▸ Written instruction: In the material below, the lines containing the word "color" are required; copy each of them.
════════════════
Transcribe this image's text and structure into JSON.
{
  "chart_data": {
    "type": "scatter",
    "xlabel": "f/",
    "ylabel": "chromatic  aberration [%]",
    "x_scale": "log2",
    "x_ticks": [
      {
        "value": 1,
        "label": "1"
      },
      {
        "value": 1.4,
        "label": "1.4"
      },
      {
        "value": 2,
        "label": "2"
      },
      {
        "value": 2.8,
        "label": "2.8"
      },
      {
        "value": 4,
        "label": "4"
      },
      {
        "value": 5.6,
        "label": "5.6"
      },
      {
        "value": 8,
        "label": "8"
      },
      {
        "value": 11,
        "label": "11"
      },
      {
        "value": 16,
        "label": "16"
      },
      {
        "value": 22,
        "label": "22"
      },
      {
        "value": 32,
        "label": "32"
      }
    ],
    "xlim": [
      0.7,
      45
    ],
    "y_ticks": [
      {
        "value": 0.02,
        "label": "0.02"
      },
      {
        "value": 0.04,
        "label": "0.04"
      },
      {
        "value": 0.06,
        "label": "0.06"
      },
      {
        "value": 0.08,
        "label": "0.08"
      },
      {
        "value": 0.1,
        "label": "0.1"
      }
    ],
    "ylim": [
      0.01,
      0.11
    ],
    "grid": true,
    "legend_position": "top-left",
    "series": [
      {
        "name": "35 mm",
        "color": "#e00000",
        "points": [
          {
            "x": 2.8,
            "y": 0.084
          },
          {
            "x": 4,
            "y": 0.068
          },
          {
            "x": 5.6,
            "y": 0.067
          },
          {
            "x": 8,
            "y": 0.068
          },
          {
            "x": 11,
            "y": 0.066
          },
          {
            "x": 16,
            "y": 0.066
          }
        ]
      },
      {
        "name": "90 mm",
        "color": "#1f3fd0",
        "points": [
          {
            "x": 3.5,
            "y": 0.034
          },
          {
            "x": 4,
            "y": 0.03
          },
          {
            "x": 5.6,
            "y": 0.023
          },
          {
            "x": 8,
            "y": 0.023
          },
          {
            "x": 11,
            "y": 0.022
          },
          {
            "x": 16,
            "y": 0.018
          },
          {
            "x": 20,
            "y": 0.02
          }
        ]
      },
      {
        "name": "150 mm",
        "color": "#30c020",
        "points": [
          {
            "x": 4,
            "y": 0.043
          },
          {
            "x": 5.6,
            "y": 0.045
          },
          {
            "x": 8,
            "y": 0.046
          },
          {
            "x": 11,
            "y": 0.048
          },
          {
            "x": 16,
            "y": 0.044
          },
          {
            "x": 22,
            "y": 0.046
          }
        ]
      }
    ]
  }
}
════════════════
▸ Final result:
        "color": "#e00000",
        "color": "#1f3fd0",
        "color": "#30c020",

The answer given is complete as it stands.